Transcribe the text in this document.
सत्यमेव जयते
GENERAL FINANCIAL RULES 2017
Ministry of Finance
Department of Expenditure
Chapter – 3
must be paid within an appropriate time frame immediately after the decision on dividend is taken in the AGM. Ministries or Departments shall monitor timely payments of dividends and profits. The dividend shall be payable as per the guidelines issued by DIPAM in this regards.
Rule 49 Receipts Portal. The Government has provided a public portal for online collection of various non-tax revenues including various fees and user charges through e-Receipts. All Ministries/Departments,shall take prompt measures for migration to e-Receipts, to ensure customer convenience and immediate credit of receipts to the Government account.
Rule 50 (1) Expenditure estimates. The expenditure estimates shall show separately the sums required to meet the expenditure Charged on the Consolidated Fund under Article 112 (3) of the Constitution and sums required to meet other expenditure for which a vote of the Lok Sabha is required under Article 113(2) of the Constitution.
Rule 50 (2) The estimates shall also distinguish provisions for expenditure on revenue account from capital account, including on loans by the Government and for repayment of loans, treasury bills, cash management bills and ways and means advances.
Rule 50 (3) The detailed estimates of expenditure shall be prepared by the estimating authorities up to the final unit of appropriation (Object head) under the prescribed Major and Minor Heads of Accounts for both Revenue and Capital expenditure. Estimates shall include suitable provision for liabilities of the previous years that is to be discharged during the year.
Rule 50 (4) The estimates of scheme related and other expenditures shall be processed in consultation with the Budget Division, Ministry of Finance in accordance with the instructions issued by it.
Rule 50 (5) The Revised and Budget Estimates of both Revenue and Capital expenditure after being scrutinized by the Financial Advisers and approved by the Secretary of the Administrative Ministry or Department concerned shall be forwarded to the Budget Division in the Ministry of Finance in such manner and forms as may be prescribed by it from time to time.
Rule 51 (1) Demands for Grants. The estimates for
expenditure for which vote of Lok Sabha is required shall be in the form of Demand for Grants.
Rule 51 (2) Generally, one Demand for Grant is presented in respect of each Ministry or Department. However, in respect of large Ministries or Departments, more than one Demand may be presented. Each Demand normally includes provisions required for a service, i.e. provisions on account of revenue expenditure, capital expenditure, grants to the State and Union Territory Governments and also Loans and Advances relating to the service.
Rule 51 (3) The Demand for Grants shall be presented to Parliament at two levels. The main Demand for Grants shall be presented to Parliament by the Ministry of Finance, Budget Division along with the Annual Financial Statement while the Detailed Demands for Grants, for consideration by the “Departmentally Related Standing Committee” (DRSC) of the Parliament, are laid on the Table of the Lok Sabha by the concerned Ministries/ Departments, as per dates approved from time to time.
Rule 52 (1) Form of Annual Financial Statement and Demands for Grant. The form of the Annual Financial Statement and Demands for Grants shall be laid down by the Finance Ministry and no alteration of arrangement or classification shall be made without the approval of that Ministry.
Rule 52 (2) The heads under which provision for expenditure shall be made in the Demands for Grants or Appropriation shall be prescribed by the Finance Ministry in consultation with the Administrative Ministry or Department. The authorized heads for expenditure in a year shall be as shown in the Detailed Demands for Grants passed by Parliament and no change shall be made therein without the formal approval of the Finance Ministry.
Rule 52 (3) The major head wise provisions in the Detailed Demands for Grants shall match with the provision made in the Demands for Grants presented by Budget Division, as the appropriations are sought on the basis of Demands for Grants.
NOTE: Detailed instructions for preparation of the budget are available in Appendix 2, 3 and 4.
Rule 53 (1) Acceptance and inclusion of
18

- STATED PROBLEM
Write out all the records above again, exactly as they stand.

- EXERCISE ANSWER
Transcribe the text in this document.
सत्यमेव जयते
GENERAL FINANCIAL RULES 2017
Ministry of Finance
Department of Expenditure
Chapter – 3
must be paid within an appropriate time frame immediately after the decision on dividend is taken in the AGM. Ministries or Departments shall monitor timely payments of dividends and profits. The dividend shall be payable as per the guidelines issued by DIPAM in this regards.
Rule 49 Receipts Portal. The Government has provided a public portal for online collection of various non-tax revenues including various fees and user charges through e-Receipts. All Ministries/Departments,shall take prompt measures for migration to e-Receipts, to ensure customer convenience and immediate credit of receipts to the Government account.
Rule 50 (1) Expenditure estimates. The expenditure estimates shall show separately the sums required to meet the expenditure Charged on the Consolidated Fund under Article 112 (3) of the Constitution and sums required to meet other expenditure for which a vote of the Lok Sabha is required under Article 113(2) of the Constitution.
Rule 50 (2) The estimates shall also distinguish provisions for expenditure on revenue account from capital account, including on loans by the Government and for repayment of loans, treasury bills, cash management bills and ways and means advances.
Rule 50 (3) The detailed estimates of expenditure shall be prepared by the estimating authorities up to the final unit of appropriation (Object head) under the prescribed Major and Minor Heads of Accounts for both Revenue and Capital expenditure. Estimates shall include suitable provision for liabilities of the previous years that is to be discharged during the year.
Rule 50 (4) The estimates of scheme related and other expenditures shall be processed in consultation with the Budget Division, Ministry of Finance in accordance with the instructions issued by it.
Rule 50 (5) The Revised and Budget Estimates of both Revenue and Capital expenditure after being scrutinized by the Financial Advisers and approved by the Secretary of the Administrative Ministry or Department concerned shall be forwarded to the Budget Division in the Ministry of Finance in such manner and forms as may be prescribed by it from time to time.
Rule 51 (1) Demands for Grants. The estimates for
expenditure for which vote of Lok Sabha is required shall be in the form of Demand for Grants.
Rule 51 (2) Generally, one Demand for Grant is presented in respect of each Ministry or Department. However, in respect of large Ministries or Departments, more than one Demand may be presented. Each Demand normally includes provisions required for a service, i.e. provisions on account of revenue expenditure, capital expenditure, grants to the State and Union Territory Governments and also Loans and Advances relating to the service.
Rule 51 (3) The Demand for Grants shall be presented to Parliament at two levels. The main Demand for Grants shall be presented to Parliament by the Ministry of Finance, Budget Division along with the Annual Financial Statement while the Detailed Demands for Grants, for consideration by the “Departmentally Related Standing Committee” (DRSC) of the Parliament, are laid on the Table of the Lok Sabha by the concerned Ministries/ Departments, as per dates approved from time to time.
Rule 52 (1) Form of Annual Financial Statement and Demands for Grant. The form of the Annual Financial Statement and Demands for Grants shall be laid down by the Finance Ministry and no alteration of arrangement or classification shall be made without the approval of that Ministry.
Rule 52 (2) The heads under which provision for expenditure shall be made in the Demands for Grants or Appropriation shall be prescribed by the Finance Ministry in consultation with the Administrative Ministry or Department. The authorized heads for expenditure in a year shall be as shown in the Detailed Demands for Grants passed by Parliament and no change shall be made therein without the formal approval of the Finance Ministry.
Rule 52 (3) The major head wise provisions in the Detailed Demands for Grants shall match with the provision made in the Demands for Grants presented by Budget Division, as the appropriations are sought on the basis of Demands for Grants.
NOTE: Detailed instructions for preparation of the budget are available in Appendix 2, 3 and 4.
Rule 53 (1) Acceptance and inclusion of
18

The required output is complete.